### Data shown
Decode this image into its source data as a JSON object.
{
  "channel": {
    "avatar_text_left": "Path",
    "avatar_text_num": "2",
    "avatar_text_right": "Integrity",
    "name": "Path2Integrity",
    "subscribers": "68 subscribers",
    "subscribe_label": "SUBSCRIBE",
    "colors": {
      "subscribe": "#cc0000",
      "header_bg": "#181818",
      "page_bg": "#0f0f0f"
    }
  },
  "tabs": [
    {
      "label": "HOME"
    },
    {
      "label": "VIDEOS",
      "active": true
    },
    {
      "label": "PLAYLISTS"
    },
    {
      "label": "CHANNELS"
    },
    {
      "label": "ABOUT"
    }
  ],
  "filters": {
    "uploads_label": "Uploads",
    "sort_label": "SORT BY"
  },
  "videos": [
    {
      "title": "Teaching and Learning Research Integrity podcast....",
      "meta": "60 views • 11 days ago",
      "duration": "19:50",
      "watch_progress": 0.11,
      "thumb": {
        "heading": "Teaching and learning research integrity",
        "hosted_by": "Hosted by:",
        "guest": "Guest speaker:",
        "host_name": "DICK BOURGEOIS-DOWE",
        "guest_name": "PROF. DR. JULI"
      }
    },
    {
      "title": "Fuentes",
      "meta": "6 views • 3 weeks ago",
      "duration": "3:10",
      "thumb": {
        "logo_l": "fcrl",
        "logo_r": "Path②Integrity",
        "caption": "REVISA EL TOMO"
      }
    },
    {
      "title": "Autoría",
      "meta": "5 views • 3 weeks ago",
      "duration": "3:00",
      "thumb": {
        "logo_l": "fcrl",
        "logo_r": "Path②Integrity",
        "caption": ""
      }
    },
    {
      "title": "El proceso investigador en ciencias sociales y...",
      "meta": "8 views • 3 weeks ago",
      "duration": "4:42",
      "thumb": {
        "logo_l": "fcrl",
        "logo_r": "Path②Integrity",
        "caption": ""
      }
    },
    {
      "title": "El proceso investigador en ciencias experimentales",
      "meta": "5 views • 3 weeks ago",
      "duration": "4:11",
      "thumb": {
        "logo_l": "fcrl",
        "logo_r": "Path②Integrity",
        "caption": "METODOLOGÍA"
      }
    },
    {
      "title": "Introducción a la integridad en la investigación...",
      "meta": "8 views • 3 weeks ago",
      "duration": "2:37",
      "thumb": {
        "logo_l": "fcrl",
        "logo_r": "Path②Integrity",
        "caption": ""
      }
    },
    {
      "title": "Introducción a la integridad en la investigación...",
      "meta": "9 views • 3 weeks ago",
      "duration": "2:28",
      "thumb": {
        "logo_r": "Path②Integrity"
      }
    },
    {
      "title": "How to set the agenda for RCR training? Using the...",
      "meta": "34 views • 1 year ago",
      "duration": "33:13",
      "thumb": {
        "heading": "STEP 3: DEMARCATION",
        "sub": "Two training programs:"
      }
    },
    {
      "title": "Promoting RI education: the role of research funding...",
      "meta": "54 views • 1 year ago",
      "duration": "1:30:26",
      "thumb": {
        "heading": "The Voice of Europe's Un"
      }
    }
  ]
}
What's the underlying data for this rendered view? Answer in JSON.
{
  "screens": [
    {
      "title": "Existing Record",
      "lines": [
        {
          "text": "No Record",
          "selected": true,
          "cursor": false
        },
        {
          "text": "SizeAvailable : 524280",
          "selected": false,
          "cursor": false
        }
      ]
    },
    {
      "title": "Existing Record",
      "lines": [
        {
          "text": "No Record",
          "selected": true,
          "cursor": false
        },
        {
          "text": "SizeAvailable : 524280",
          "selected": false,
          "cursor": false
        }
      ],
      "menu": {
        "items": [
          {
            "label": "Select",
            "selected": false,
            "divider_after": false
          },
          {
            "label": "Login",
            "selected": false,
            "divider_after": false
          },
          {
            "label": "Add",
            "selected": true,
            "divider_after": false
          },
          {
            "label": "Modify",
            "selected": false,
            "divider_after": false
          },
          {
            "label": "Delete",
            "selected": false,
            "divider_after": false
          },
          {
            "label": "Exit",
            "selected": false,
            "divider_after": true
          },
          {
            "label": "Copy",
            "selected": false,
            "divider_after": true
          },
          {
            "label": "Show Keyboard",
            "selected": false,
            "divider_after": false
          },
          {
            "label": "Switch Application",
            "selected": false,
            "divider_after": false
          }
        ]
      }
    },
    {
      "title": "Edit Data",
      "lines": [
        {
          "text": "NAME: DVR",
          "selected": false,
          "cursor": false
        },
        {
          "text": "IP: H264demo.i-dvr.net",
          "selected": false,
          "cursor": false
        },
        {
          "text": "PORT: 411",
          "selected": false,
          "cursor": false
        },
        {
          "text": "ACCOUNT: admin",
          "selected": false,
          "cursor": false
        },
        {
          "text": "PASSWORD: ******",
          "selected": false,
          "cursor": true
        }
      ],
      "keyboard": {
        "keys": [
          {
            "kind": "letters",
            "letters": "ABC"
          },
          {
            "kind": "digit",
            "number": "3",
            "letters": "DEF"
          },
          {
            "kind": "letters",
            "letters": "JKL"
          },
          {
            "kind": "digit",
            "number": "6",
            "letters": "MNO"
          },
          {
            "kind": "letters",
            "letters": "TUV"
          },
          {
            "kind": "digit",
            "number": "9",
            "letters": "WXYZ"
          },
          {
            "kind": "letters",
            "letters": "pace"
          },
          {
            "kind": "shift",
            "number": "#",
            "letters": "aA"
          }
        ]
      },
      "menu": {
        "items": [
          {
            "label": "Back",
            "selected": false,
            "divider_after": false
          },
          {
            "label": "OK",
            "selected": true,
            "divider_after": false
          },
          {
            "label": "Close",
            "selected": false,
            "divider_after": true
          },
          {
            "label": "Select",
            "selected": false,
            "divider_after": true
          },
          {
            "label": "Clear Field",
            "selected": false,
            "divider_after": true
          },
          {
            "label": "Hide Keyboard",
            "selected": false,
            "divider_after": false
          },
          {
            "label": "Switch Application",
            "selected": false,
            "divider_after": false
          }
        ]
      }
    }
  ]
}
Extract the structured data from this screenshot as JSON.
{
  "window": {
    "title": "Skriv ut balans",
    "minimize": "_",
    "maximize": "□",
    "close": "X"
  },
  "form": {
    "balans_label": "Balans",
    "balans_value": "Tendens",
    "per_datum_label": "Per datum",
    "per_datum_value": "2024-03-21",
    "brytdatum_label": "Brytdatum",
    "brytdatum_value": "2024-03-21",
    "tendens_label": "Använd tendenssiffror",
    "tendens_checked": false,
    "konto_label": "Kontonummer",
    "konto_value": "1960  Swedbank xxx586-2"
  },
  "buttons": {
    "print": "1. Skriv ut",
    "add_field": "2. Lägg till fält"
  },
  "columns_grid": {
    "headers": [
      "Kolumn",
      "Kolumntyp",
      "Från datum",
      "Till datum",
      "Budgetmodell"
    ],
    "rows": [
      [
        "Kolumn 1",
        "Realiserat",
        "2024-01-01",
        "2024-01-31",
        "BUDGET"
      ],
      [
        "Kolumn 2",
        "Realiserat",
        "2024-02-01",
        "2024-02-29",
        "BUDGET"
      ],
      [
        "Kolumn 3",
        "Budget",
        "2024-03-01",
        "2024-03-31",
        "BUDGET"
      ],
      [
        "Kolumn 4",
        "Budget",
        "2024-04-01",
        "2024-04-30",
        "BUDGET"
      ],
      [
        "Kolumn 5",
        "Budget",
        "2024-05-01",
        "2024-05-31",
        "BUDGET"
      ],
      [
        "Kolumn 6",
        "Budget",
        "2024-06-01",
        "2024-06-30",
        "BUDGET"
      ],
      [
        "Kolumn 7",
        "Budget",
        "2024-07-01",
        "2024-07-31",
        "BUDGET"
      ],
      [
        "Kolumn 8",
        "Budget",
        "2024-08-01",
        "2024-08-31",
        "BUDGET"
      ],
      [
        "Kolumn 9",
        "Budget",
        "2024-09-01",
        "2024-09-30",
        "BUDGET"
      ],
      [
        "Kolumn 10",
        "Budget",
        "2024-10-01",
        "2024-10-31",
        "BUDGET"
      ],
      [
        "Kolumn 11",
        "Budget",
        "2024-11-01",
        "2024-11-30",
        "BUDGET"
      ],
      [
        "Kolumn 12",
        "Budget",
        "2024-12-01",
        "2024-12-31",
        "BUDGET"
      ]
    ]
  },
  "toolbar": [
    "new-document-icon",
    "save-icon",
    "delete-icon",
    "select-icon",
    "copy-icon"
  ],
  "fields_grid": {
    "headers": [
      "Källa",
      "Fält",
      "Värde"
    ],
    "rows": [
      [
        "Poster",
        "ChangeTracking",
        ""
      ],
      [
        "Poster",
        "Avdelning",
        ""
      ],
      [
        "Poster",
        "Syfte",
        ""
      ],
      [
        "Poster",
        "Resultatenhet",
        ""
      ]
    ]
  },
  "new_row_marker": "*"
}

### Task description
Collect each line containing the string "investigador".

### Correct output
      "title": "El proceso investigador en ciencias sociales y...",
      "title": "El proceso investigador en ciencias experimentales",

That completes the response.